⟨

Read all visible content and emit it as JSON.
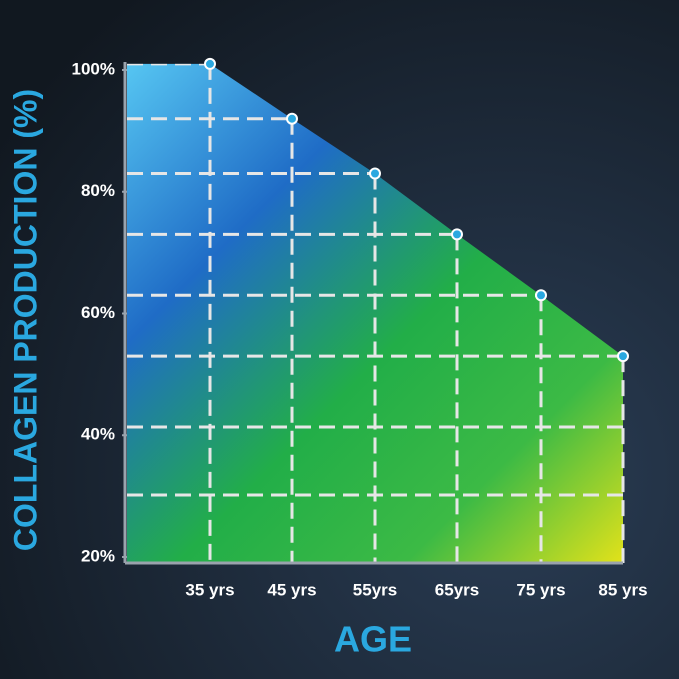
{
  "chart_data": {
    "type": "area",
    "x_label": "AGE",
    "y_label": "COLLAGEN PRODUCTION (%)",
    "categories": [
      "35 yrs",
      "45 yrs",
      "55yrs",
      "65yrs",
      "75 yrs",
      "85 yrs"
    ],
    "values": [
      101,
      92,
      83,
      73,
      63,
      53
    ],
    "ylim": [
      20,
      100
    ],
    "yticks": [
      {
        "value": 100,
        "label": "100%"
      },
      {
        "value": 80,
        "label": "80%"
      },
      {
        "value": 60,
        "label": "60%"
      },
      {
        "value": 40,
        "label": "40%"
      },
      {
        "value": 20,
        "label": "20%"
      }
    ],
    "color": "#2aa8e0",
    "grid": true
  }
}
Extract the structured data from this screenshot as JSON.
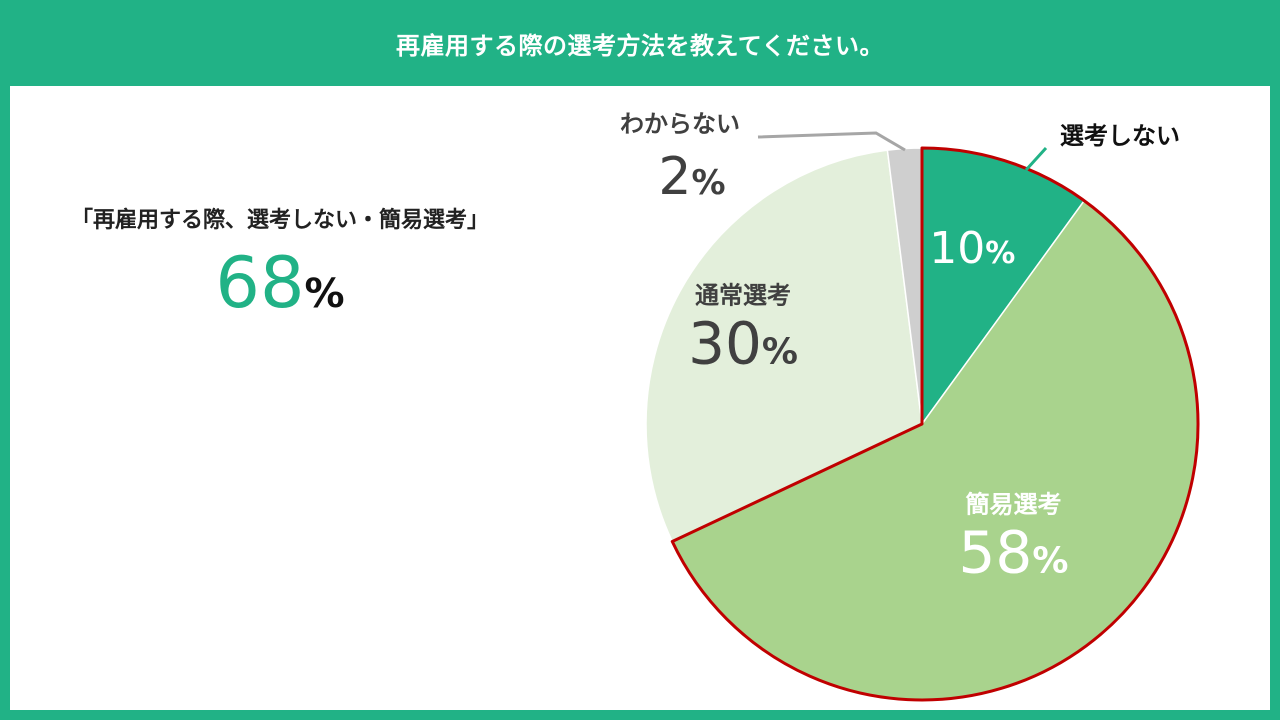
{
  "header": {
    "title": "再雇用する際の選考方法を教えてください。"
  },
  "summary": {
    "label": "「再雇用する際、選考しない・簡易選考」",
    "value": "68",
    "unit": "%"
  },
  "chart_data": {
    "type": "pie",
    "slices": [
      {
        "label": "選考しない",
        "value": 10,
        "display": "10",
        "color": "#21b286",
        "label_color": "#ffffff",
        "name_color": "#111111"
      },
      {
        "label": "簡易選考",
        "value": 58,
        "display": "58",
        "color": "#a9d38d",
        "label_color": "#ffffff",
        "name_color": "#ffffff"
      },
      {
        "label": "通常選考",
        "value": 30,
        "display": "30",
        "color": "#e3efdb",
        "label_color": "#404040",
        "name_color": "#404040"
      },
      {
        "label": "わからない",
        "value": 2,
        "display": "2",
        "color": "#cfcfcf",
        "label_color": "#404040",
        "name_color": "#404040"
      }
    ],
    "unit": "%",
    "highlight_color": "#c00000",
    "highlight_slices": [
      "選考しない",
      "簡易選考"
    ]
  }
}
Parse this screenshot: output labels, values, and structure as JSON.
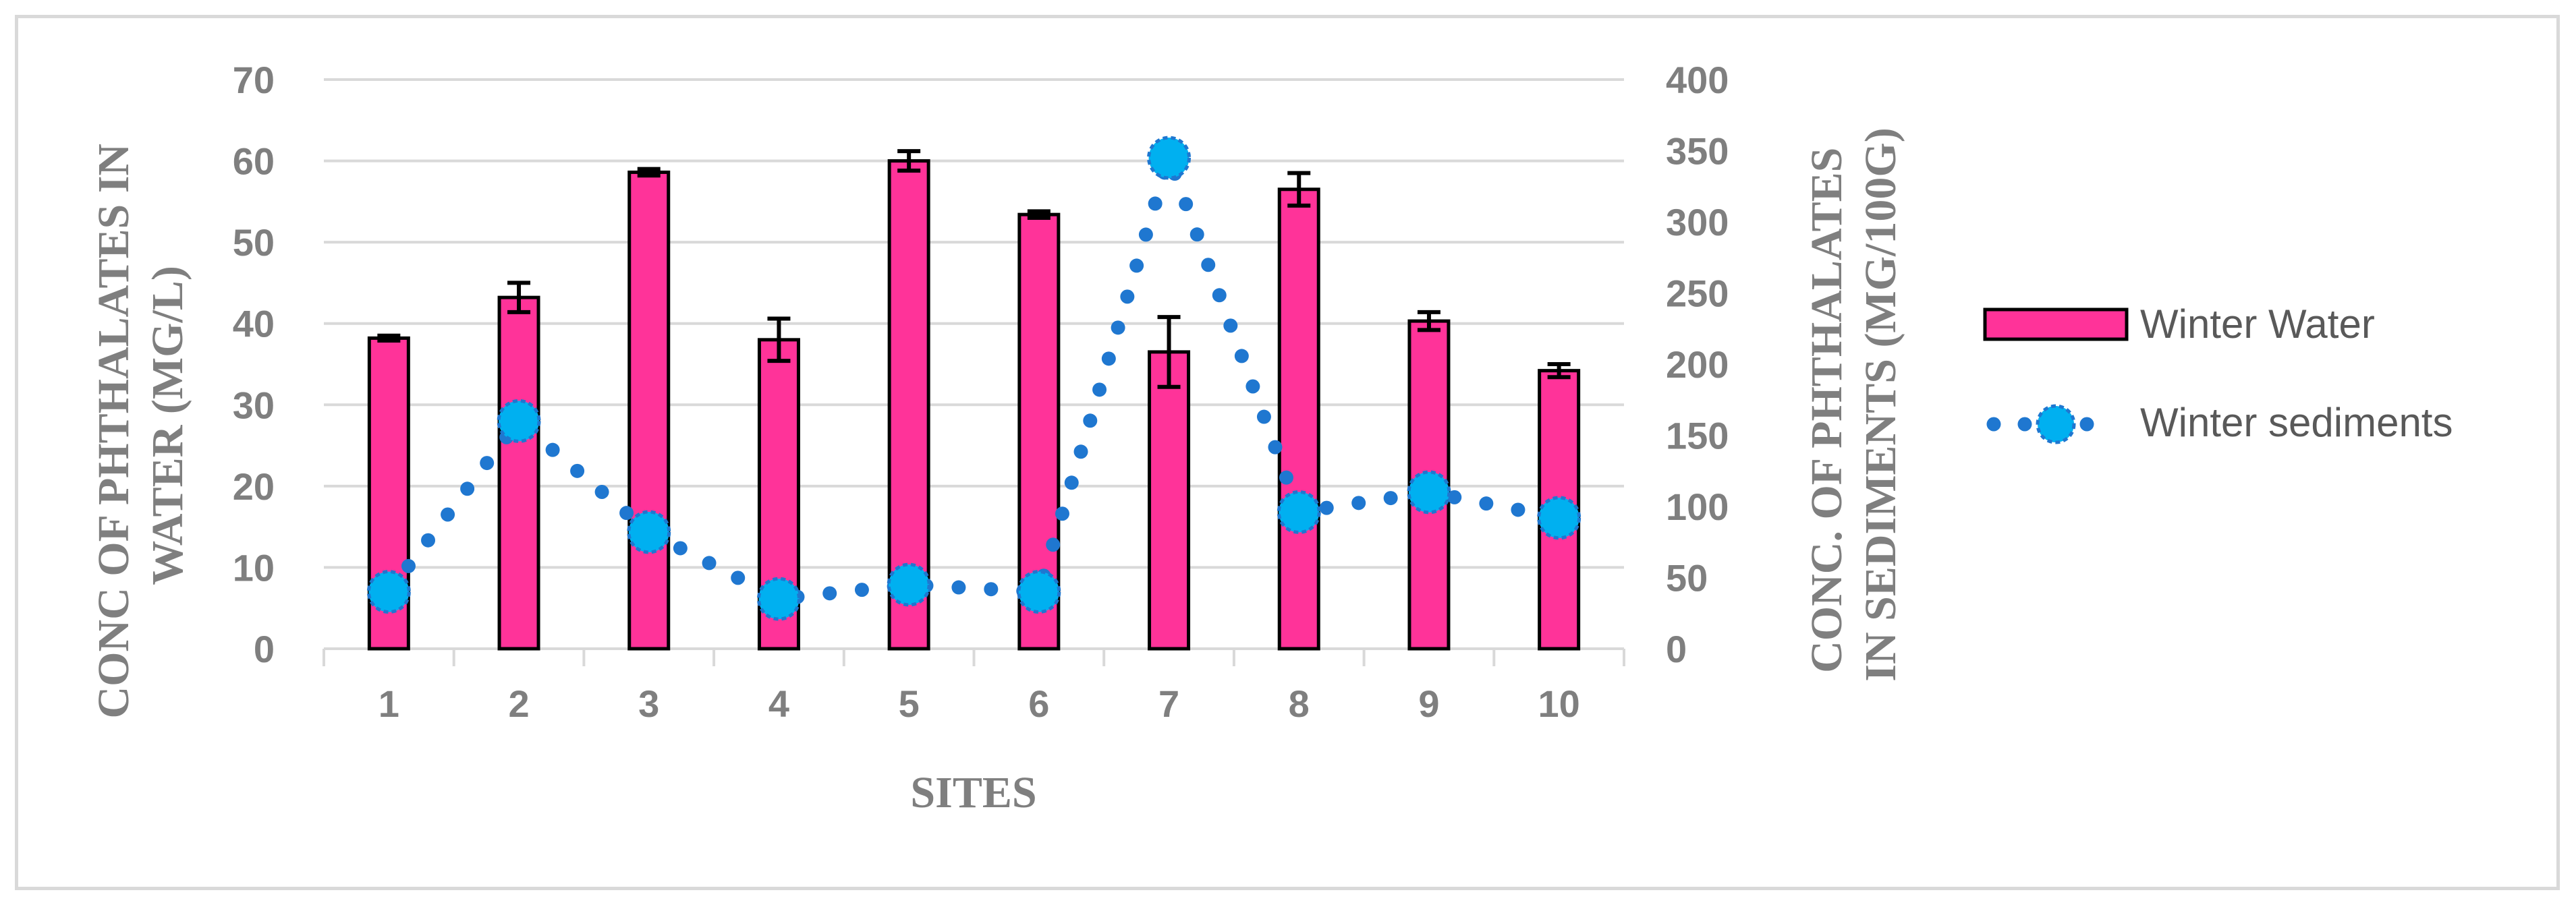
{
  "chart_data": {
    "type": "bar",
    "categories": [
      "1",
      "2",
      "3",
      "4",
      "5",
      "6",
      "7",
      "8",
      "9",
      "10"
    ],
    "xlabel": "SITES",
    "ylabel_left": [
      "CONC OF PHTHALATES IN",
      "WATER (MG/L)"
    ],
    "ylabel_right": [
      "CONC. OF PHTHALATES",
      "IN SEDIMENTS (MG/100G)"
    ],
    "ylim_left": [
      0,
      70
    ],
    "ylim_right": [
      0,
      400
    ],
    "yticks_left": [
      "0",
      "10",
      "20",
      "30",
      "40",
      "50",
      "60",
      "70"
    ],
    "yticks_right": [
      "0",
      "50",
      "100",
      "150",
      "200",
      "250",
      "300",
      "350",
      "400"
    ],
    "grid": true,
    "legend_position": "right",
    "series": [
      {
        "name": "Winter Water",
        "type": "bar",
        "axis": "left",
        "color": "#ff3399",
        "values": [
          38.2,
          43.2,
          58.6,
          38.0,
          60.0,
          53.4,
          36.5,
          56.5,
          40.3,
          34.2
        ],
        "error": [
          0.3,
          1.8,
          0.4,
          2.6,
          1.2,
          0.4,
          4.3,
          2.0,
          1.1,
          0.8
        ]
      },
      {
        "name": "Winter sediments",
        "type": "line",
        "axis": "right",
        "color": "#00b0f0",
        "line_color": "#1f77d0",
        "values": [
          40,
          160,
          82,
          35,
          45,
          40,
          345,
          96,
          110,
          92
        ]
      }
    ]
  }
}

⟩

# Exercise description
Retype all entries exactly as they appear, dropping the images.

# Finished answer
Read all visible content and emit it as JSON.
{
  "chart_data": {
    "type": "area",
    "x_label": "AGE",
    "y_label": "COLLAGEN PRODUCTION (%)",
    "categories": [
      "35 yrs",
      "45 yrs",
      "55yrs",
      "65yrs",
      "75 yrs",
      "85 yrs"
    ],
    "values": [
      101,
      92,
      83,
      73,
      63,
      53
    ],
    "ylim": [
      20,
      100
    ],
    "yticks": [
      {
        "value": 100,
        "label": "100%"
      },
      {
        "value": 80,
        "label": "80%"
      },
      {
        "value": 60,
        "label": "60%"
      },
      {
        "value": 40,
        "label": "40%"
      },
      {
        "value": 20,
        "label": "20%"
      }
    ],
    "color": "#2aa8e0",
    "grid": true
  }
}
Extract the structured data from this screenshot as JSON.
{
  "header": {
    "title": "再雇用する際の選考方法を教えてください。"
  },
  "summary": {
    "label": "「再雇用する際、選考しない・簡易選考」",
    "value": "68",
    "unit": "%"
  },
  "chart_data": {
    "type": "pie",
    "slices": [
      {
        "label": "選考しない",
        "value": 10,
        "display": "10",
        "color": "#21b286",
        "label_color": "#ffffff",
        "name_color": "#111111"
      },
      {
        "label": "簡易選考",
        "value": 58,
        "display": "58",
        "color": "#a9d38d",
        "label_color": "#ffffff",
        "name_color": "#ffffff"
      },
      {
        "label": "通常選考",
        "value": 30,
        "display": "30",
        "color": "#e3efdb",
        "label_color": "#404040",
        "name_color": "#404040"
      },
      {
        "label": "わからない",
        "value": 2,
        "display": "2",
        "color": "#cfcfcf",
        "label_color": "#404040",
        "name_color": "#404040"
      }
    ],
    "unit": "%",
    "highlight_color": "#c00000",
    "highlight_slices": [
      "選考しない",
      "簡易選考"
    ]
  }
}
Parse this screenshot: output labels, values, and structure as JSON.
{
  "chart_data": {
    "type": "bar",
    "categories": [
      "1",
      "2",
      "3",
      "4",
      "5",
      "6",
      "7",
      "8",
      "9",
      "10"
    ],
    "xlabel": "SITES",
    "ylabel_left": [
      "CONC OF PHTHALATES IN",
      "WATER (MG/L)"
    ],
    "ylabel_right": [
      "CONC. OF PHTHALATES",
      "IN SEDIMENTS (MG/100G)"
    ],
    "ylim_left": [
      0,
      70
    ],
    "ylim_right": [
      0,
      400
    ],
    "yticks_left": [
      "0",
      "10",
      "20",
      "30",
      "40",
      "50",
      "60",
      "70"
    ],
    "yticks_right": [
      "0",
      "50",
      "100",
      "150",
      "200",
      "250",
      "300",
      "350",
      "400"
    ],
    "grid": true,
    "legend_position": "right",
    "series": [
      {
        "name": "Winter Water",
        "type": "bar",
        "axis": "left",
        "color": "#ff3399",
        "values": [
          38.2,
          43.2,
          58.6,
          38.0,
          60.0,
          53.4,
          36.5,
          56.5,
          40.3,
          34.2
        ],
        "error": [
          0.3,
          1.8,
          0.4,
          2.6,
          1.2,
          0.4,
          4.3,
          2.0,
          1.1,
          0.8
        ]
      },
      {
        "name": "Winter sediments",
        "type": "line",
        "axis": "right",
        "color": "#00b0f0",
        "line_color": "#1f77d0",
        "values": [
          40,
          160,
          82,
          35,
          45,
          40,
          345,
          96,
          110,
          92
        ]
      }
    ]
  }
}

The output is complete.